+++ Material provided +++
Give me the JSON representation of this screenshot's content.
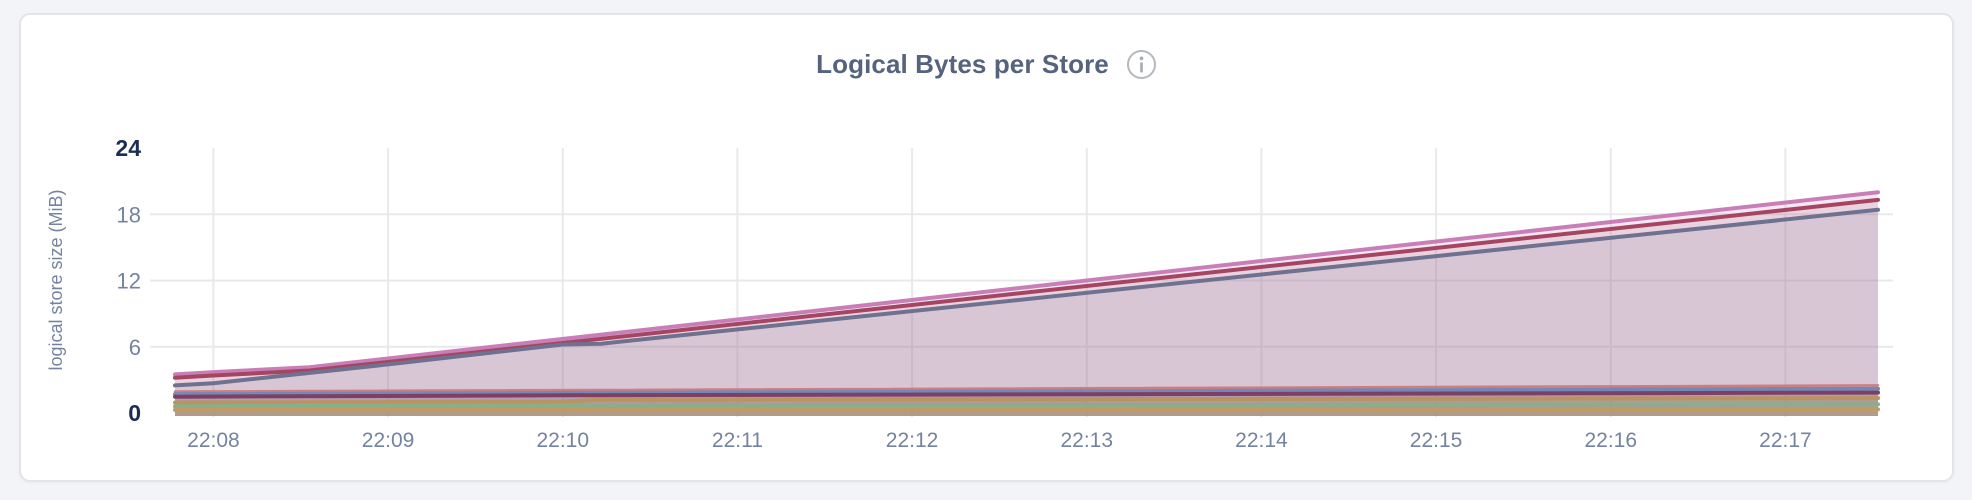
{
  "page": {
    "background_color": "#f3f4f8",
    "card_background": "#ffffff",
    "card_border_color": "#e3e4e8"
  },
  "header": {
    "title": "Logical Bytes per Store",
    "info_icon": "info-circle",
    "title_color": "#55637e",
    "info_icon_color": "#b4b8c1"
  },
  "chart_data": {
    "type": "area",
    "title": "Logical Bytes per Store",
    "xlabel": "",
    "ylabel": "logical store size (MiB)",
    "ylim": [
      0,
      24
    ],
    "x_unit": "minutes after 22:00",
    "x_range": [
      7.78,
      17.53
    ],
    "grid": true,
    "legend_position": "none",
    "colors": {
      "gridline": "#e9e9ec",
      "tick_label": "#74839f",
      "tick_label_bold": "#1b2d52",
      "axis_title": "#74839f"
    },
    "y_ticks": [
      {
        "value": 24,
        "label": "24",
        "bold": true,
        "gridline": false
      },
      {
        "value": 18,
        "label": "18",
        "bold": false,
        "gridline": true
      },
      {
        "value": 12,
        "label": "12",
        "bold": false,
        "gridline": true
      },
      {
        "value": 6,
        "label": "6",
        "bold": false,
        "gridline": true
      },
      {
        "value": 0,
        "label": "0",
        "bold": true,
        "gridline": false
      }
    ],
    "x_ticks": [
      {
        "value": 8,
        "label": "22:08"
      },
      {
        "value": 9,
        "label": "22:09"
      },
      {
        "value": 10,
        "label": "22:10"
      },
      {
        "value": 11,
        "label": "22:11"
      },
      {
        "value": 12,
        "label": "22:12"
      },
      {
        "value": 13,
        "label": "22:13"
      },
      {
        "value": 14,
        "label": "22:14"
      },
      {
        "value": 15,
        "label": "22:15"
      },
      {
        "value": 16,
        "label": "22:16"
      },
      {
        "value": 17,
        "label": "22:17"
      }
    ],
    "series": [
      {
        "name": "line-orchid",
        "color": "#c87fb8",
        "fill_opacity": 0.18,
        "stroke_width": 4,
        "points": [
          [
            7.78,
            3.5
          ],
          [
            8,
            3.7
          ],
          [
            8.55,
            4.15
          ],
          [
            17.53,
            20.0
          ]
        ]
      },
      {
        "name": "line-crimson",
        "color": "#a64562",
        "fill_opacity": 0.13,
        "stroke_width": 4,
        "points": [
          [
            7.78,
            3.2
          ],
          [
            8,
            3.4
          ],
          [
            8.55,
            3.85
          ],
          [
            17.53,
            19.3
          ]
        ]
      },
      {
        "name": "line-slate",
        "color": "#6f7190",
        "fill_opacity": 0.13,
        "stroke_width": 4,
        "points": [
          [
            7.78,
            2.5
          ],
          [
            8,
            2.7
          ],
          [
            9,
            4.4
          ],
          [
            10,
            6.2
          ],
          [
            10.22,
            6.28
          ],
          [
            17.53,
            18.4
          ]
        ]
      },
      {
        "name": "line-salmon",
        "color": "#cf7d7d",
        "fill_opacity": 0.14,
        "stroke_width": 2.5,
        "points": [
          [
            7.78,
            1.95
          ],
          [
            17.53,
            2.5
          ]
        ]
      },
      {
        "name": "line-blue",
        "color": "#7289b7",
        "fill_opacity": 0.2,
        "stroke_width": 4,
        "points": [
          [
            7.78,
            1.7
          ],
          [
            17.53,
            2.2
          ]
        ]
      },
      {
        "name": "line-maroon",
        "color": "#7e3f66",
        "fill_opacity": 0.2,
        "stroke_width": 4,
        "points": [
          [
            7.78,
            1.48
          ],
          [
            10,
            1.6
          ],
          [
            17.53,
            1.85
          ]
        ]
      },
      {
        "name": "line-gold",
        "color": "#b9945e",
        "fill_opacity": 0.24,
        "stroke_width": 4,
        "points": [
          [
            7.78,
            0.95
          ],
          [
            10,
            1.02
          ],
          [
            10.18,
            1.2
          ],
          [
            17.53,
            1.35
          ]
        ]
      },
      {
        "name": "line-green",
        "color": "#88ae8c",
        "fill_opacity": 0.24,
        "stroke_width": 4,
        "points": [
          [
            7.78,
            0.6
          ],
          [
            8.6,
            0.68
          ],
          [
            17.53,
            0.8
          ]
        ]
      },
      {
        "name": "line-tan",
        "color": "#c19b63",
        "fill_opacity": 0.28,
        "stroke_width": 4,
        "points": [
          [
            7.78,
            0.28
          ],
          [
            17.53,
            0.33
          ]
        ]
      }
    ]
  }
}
+++
* [Requirements] The records above are to be quoted exactly, with all pictures left out.

* [Exercise answer]
Give me the JSON representation of this screenshot's content.
{
  "page": {
    "background_color": "#f3f4f8",
    "card_background": "#ffffff",
    "card_border_color": "#e3e4e8"
  },
  "header": {
    "title": "Logical Bytes per Store",
    "info_icon": "info-circle",
    "title_color": "#55637e",
    "info_icon_color": "#b4b8c1"
  },
  "chart_data": {
    "type": "area",
    "title": "Logical Bytes per Store",
    "xlabel": "",
    "ylabel": "logical store size (MiB)",
    "ylim": [
      0,
      24
    ],
    "x_unit": "minutes after 22:00",
    "x_range": [
      7.78,
      17.53
    ],
    "grid": true,
    "legend_position": "none",
    "colors": {
      "gridline": "#e9e9ec",
      "tick_label": "#74839f",
      "tick_label_bold": "#1b2d52",
      "axis_title": "#74839f"
    },
    "y_ticks": [
      {
        "value": 24,
        "label": "24",
        "bold": true,
        "gridline": false
      },
      {
        "value": 18,
        "label": "18",
        "bold": false,
        "gridline": true
      },
      {
        "value": 12,
        "label": "12",
        "bold": false,
        "gridline": true
      },
      {
        "value": 6,
        "label": "6",
        "bold": false,
        "gridline": true
      },
      {
        "value": 0,
        "label": "0",
        "bold": true,
        "gridline": false
      }
    ],
    "x_ticks": [
      {
        "value": 8,
        "label": "22:08"
      },
      {
        "value": 9,
        "label": "22:09"
      },
      {
        "value": 10,
        "label": "22:10"
      },
      {
        "value": 11,
        "label": "22:11"
      },
      {
        "value": 12,
        "label": "22:12"
      },
      {
        "value": 13,
        "label": "22:13"
      },
      {
        "value": 14,
        "label": "22:14"
      },
      {
        "value": 15,
        "label": "22:15"
      },
      {
        "value": 16,
        "label": "22:16"
      },
      {
        "value": 17,
        "label": "22:17"
      }
    ],
    "series": [
      {
        "name": "line-orchid",
        "color": "#c87fb8",
        "fill_opacity": 0.18,
        "stroke_width": 4,
        "points": [
          [
            7.78,
            3.5
          ],
          [
            8,
            3.7
          ],
          [
            8.55,
            4.15
          ],
          [
            17.53,
            20.0
          ]
        ]
      },
      {
        "name": "line-crimson",
        "color": "#a64562",
        "fill_opacity": 0.13,
        "stroke_width": 4,
        "points": [
          [
            7.78,
            3.2
          ],
          [
            8,
            3.4
          ],
          [
            8.55,
            3.85
          ],
          [
            17.53,
            19.3
          ]
        ]
      },
      {
        "name": "line-slate",
        "color": "#6f7190",
        "fill_opacity": 0.13,
        "stroke_width": 4,
        "points": [
          [
            7.78,
            2.5
          ],
          [
            8,
            2.7
          ],
          [
            9,
            4.4
          ],
          [
            10,
            6.2
          ],
          [
            10.22,
            6.28
          ],
          [
            17.53,
            18.4
          ]
        ]
      },
      {
        "name": "line-salmon",
        "color": "#cf7d7d",
        "fill_opacity": 0.14,
        "stroke_width": 2.5,
        "points": [
          [
            7.78,
            1.95
          ],
          [
            17.53,
            2.5
          ]
        ]
      },
      {
        "name": "line-blue",
        "color": "#7289b7",
        "fill_opacity": 0.2,
        "stroke_width": 4,
        "points": [
          [
            7.78,
            1.7
          ],
          [
            17.53,
            2.2
          ]
        ]
      },
      {
        "name": "line-maroon",
        "color": "#7e3f66",
        "fill_opacity": 0.2,
        "stroke_width": 4,
        "points": [
          [
            7.78,
            1.48
          ],
          [
            10,
            1.6
          ],
          [
            17.53,
            1.85
          ]
        ]
      },
      {
        "name": "line-gold",
        "color": "#b9945e",
        "fill_opacity": 0.24,
        "stroke_width": 4,
        "points": [
          [
            7.78,
            0.95
          ],
          [
            10,
            1.02
          ],
          [
            10.18,
            1.2
          ],
          [
            17.53,
            1.35
          ]
        ]
      },
      {
        "name": "line-green",
        "color": "#88ae8c",
        "fill_opacity": 0.24,
        "stroke_width": 4,
        "points": [
          [
            7.78,
            0.6
          ],
          [
            8.6,
            0.68
          ],
          [
            17.53,
            0.8
          ]
        ]
      },
      {
        "name": "line-tan",
        "color": "#c19b63",
        "fill_opacity": 0.28,
        "stroke_width": 4,
        "points": [
          [
            7.78,
            0.28
          ],
          [
            17.53,
            0.33
          ]
        ]
      }
    ]
  }
}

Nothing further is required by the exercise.